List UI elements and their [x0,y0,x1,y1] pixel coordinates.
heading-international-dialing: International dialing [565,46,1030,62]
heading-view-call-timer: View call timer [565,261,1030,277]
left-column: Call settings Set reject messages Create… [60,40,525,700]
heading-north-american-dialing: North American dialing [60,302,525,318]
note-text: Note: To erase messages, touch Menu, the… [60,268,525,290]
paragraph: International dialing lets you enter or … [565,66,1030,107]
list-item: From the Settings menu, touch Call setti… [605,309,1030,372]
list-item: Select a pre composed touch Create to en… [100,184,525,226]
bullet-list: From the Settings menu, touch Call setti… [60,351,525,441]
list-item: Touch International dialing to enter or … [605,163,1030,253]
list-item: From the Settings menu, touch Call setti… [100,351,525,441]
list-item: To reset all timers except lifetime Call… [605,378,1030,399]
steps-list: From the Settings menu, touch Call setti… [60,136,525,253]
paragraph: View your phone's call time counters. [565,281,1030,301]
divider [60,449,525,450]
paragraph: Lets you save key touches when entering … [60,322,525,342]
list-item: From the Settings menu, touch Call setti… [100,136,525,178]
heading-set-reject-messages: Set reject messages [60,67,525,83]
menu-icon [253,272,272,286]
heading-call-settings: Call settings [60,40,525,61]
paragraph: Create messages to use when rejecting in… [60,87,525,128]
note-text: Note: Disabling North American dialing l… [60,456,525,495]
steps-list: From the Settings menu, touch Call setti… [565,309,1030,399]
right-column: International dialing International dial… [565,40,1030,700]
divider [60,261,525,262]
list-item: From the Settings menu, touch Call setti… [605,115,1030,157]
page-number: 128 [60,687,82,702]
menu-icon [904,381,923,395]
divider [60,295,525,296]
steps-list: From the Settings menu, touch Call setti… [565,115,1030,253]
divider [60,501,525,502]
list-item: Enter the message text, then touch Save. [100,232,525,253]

________________

Please copy the rows above word for word.

_Final answer_
List UI elements and their [x0,y0,x1,y1] pixel coordinates.
heading-international-dialing: International dialing [565,46,1030,62]
heading-view-call-timer: View call timer [565,261,1030,277]
left-column: Call settings Set reject messages Create… [60,40,525,700]
heading-north-american-dialing: North American dialing [60,302,525,318]
note-text: Note: To erase messages, touch Menu, the… [60,268,525,290]
paragraph: International dialing lets you enter or … [565,66,1030,107]
list-item: From the Settings menu, touch Call setti… [605,309,1030,372]
list-item: Select a pre composed touch Create to en… [100,184,525,226]
bullet-list: From the Settings menu, touch Call setti… [60,351,525,441]
list-item: Touch International dialing to enter or … [605,163,1030,253]
list-item: From the Settings menu, touch Call setti… [100,351,525,441]
list-item: To reset all timers except lifetime Call… [605,378,1030,399]
steps-list: From the Settings menu, touch Call setti… [60,136,525,253]
paragraph: View your phone's call time counters. [565,281,1030,301]
divider [60,449,525,450]
paragraph: Lets you save key touches when entering … [60,322,525,342]
list-item: From the Settings menu, touch Call setti… [100,136,525,178]
heading-set-reject-messages: Set reject messages [60,67,525,83]
menu-icon [253,272,272,286]
heading-call-settings: Call settings [60,40,525,61]
paragraph: Create messages to use when rejecting in… [60,87,525,128]
note-text: Note: Disabling North American dialing l… [60,456,525,495]
steps-list: From the Settings menu, touch Call setti… [565,309,1030,399]
right-column: International dialing International dial… [565,40,1030,700]
divider [60,261,525,262]
list-item: From the Settings menu, touch Call setti… [605,115,1030,157]
page-number: 128 [60,687,82,702]
menu-icon [904,381,923,395]
divider [60,295,525,296]
steps-list: From the Settings menu, touch Call setti… [565,115,1030,253]
divider [60,501,525,502]
list-item: Enter the message text, then touch Save. [100,232,525,253]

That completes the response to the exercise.